#### DIRECTIONS FOR THIS TASK
Gather every line of the entries that includes the word "Ovalbumin".
══════
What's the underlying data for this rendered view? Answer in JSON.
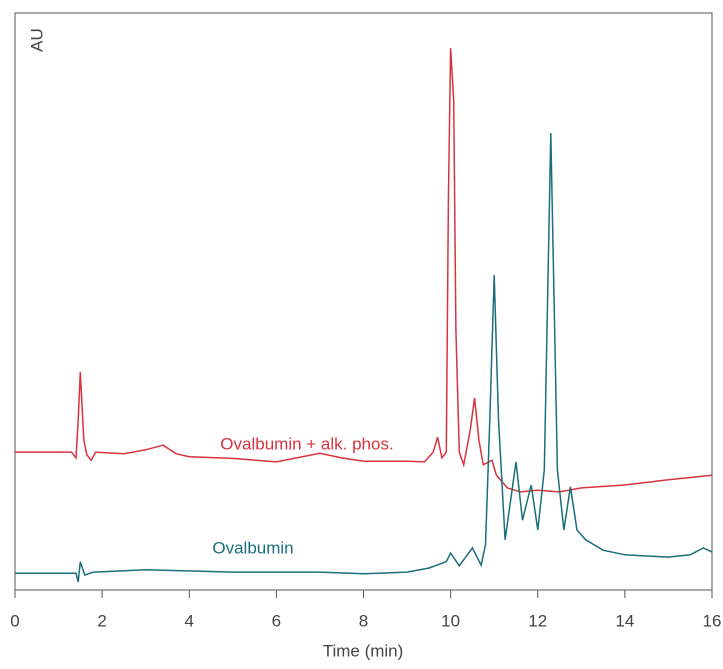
{
  "chart_data": {
    "type": "line",
    "y_label": "AU",
    "x_label": "Time (min)",
    "xlim": [
      0,
      16
    ],
    "xticks": [
      0,
      2,
      4,
      6,
      8,
      10,
      12,
      14,
      16
    ],
    "ylim": [
      0,
      100
    ],
    "series": [
      {
        "name": "Ovalbumin + alk. phos.",
        "color": "#d8343f",
        "x": [
          0,
          1.3,
          1.4,
          1.45,
          1.5,
          1.58,
          1.65,
          1.75,
          1.85,
          2.5,
          3.0,
          3.4,
          3.7,
          4.0,
          5.0,
          6.0,
          7.0,
          7.5,
          8.0,
          9.0,
          9.4,
          9.6,
          9.7,
          9.8,
          9.9,
          9.95,
          10.0,
          10.07,
          10.12,
          10.2,
          10.3,
          10.45,
          10.55,
          10.65,
          10.75,
          10.95,
          11.05,
          11.3,
          11.6,
          12.0,
          12.5,
          13.0,
          14.0,
          15.0,
          16.0
        ],
        "values": [
          23.9,
          23.9,
          22.9,
          29.5,
          37.8,
          26,
          23.4,
          22.5,
          23.9,
          23.6,
          24.3,
          25.1,
          23.6,
          23.1,
          22.8,
          22.2,
          23.7,
          22.9,
          22.3,
          22.3,
          22.2,
          23.9,
          26.5,
          22.9,
          23.9,
          67.6,
          93.9,
          84.9,
          45.1,
          23.9,
          21.7,
          27.7,
          33.3,
          26,
          21.7,
          22.5,
          19.9,
          17.7,
          17,
          17.3,
          17,
          17.7,
          18.2,
          19.1,
          19.9
        ]
      },
      {
        "name": "Ovalbumin",
        "color": "#1a6f7a",
        "x": [
          0,
          1.4,
          1.45,
          1.5,
          1.6,
          1.8,
          3.0,
          5.0,
          7.0,
          8.0,
          9.0,
          9.5,
          9.9,
          10.0,
          10.2,
          10.5,
          10.7,
          10.8,
          10.9,
          11.0,
          11.1,
          11.25,
          11.5,
          11.65,
          11.85,
          12.0,
          12.15,
          12.3,
          12.45,
          12.6,
          12.75,
          12.9,
          13.1,
          13.5,
          14.0,
          15.0,
          15.5,
          15.8,
          16.0
        ],
        "values": [
          2.9,
          2.9,
          1.4,
          4.9,
          2.6,
          3.1,
          3.5,
          3.1,
          3.1,
          2.8,
          3.1,
          3.8,
          4.9,
          6.4,
          4.2,
          7.3,
          4.3,
          7.8,
          29.5,
          54.6,
          29.5,
          8.7,
          22.2,
          12.1,
          18.2,
          10.4,
          20.8,
          79.2,
          20.8,
          10.4,
          17.9,
          10.4,
          8.7,
          6.9,
          6.1,
          5.7,
          6.1,
          7.3,
          6.6
        ]
      }
    ]
  }
}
══════
#### RESULT FOR THIS TASK
        "name": "Ovalbumin + alk. phos.",
        "name": "Ovalbumin",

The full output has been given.